─── TASK INPUT ───
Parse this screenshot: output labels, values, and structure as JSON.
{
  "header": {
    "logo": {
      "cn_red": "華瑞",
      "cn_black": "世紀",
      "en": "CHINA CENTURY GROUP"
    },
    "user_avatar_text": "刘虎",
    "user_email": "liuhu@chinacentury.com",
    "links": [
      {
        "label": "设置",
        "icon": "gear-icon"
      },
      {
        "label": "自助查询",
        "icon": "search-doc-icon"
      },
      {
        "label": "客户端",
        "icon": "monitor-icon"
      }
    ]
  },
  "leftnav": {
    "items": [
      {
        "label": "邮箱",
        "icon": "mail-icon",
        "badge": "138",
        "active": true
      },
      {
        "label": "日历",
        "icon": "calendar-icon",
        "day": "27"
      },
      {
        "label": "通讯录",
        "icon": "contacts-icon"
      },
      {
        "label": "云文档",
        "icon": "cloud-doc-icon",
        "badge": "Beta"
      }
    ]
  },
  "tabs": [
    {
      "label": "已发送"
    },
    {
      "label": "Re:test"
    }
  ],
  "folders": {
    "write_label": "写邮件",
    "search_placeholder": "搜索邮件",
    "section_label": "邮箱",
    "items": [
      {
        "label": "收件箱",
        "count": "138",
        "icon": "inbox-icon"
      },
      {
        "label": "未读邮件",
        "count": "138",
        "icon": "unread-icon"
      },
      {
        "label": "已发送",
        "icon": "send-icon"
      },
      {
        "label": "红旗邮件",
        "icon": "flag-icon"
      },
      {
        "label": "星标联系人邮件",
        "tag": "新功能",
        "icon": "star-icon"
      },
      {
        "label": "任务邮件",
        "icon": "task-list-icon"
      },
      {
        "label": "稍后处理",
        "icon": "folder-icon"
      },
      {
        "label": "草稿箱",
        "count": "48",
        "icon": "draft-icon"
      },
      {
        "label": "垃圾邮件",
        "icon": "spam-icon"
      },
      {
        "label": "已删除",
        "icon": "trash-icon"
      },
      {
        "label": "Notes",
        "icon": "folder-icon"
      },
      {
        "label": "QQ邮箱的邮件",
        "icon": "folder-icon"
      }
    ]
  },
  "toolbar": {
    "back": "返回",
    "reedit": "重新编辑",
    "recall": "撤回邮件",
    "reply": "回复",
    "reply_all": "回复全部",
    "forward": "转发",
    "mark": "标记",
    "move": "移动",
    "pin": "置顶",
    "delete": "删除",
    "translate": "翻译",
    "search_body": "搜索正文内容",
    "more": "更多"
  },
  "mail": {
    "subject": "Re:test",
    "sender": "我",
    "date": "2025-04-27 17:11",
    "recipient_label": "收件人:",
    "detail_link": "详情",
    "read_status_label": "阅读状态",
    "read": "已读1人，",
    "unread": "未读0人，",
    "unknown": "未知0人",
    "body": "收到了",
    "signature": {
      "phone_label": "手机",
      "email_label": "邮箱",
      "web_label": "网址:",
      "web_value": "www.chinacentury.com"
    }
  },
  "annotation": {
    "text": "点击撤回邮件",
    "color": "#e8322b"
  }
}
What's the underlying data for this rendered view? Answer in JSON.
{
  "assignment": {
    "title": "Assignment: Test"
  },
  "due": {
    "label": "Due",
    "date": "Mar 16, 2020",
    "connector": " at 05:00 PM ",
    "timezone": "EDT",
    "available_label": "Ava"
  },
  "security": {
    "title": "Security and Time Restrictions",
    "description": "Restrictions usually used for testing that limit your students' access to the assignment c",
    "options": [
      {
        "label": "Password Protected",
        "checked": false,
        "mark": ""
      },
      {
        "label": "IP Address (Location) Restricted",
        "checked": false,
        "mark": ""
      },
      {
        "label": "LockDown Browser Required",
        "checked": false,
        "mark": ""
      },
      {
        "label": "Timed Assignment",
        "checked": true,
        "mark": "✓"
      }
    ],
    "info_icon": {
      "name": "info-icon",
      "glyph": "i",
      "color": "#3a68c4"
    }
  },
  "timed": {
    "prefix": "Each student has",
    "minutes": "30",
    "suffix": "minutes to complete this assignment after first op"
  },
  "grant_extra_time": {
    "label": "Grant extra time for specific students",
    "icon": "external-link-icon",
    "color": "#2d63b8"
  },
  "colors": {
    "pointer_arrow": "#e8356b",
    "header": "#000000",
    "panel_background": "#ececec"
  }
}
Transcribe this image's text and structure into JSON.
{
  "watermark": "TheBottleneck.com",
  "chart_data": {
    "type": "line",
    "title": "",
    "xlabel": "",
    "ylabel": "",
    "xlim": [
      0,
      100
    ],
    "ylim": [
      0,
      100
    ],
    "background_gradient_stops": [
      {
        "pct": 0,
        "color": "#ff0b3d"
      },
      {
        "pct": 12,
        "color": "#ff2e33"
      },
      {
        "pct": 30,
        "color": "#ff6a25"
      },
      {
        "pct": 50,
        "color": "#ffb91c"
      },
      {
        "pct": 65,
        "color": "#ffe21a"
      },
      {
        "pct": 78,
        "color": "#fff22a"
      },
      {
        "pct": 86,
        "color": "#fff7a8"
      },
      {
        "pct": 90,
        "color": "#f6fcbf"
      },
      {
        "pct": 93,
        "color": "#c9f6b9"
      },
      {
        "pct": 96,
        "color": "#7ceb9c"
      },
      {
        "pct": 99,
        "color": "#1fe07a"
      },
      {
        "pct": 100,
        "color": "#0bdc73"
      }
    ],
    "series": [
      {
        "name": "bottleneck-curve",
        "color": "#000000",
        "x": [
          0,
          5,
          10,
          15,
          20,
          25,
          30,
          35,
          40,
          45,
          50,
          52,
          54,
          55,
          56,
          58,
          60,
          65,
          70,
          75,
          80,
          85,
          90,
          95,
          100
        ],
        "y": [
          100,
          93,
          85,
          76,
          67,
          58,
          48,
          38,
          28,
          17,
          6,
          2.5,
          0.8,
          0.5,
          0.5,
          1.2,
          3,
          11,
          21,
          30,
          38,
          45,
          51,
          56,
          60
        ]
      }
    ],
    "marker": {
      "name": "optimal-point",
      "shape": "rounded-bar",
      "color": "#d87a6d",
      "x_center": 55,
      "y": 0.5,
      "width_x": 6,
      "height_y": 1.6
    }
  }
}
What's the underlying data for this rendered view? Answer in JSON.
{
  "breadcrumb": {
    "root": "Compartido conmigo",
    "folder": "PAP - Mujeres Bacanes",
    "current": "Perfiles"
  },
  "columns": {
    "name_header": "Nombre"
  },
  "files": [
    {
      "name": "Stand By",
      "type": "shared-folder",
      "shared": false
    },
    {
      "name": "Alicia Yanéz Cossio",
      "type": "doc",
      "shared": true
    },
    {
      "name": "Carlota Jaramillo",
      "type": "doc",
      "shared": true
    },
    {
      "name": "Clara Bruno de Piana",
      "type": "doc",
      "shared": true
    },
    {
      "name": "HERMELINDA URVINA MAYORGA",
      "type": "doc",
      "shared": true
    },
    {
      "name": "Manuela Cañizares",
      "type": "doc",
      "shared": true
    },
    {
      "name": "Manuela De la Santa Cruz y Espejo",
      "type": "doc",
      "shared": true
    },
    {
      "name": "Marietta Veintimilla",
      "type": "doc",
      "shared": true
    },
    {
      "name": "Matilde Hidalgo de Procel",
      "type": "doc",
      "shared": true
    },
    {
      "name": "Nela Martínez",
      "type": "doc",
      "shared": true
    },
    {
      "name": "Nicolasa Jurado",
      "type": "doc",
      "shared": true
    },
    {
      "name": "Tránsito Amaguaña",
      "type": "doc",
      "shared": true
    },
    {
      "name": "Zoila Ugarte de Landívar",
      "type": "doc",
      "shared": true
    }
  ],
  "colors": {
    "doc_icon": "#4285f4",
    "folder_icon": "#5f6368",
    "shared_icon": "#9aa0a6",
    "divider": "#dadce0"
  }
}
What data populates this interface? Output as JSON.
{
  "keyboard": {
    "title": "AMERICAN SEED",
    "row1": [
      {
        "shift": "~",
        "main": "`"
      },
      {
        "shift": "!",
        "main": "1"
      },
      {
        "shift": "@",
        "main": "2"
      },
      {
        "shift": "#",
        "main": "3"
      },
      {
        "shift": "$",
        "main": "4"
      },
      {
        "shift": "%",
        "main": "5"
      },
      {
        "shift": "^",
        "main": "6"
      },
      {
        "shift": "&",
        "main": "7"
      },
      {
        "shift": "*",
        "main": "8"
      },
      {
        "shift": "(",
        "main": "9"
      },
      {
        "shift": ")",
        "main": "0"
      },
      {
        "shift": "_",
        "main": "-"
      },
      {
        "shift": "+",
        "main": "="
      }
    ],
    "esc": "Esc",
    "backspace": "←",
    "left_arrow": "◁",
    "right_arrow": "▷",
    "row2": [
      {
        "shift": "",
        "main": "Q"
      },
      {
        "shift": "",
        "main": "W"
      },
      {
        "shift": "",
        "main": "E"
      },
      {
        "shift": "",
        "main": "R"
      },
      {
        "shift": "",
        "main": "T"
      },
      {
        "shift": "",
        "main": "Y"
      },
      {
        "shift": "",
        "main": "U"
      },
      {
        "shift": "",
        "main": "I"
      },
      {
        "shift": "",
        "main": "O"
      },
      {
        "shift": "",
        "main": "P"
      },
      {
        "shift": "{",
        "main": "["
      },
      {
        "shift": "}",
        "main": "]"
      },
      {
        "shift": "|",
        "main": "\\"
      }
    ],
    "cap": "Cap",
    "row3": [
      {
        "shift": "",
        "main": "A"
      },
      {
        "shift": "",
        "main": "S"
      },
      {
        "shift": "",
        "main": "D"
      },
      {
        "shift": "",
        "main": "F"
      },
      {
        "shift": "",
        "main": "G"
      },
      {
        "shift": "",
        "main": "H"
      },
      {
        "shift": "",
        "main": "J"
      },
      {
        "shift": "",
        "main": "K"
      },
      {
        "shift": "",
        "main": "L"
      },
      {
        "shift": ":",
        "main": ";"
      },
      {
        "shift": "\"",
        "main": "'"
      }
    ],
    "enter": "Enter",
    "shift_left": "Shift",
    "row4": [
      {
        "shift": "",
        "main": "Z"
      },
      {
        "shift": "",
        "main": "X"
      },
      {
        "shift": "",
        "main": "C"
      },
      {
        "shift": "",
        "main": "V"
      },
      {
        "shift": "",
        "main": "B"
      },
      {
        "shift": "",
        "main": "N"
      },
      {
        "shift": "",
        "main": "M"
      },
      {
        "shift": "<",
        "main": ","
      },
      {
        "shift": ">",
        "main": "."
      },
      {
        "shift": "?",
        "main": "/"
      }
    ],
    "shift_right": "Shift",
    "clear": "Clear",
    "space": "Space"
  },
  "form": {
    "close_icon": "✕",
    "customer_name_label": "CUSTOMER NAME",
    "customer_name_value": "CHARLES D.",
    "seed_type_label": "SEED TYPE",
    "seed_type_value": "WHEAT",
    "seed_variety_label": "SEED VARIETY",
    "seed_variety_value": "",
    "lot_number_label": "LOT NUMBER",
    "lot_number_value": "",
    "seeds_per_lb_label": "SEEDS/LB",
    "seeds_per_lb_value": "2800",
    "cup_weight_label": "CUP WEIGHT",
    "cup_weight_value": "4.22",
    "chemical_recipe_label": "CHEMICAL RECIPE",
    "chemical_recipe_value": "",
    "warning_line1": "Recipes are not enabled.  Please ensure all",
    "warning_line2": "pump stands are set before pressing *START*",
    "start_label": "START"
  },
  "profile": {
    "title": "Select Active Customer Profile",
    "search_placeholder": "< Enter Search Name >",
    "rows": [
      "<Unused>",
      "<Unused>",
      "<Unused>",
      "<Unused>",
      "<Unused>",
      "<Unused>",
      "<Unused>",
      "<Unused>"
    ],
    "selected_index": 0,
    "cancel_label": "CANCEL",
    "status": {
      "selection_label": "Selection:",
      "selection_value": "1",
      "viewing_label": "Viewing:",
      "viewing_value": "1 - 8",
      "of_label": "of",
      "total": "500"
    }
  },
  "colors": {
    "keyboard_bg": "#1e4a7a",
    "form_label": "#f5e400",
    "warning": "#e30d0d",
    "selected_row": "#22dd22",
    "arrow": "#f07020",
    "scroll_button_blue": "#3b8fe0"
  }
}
───
Copy each line of the listing that includes "students".

(EXERCISE OUTPUT):
    "description": "Restrictions usually used for testing that limit your students' access to the assignment c",
    "label": "Grant extra time for specific students",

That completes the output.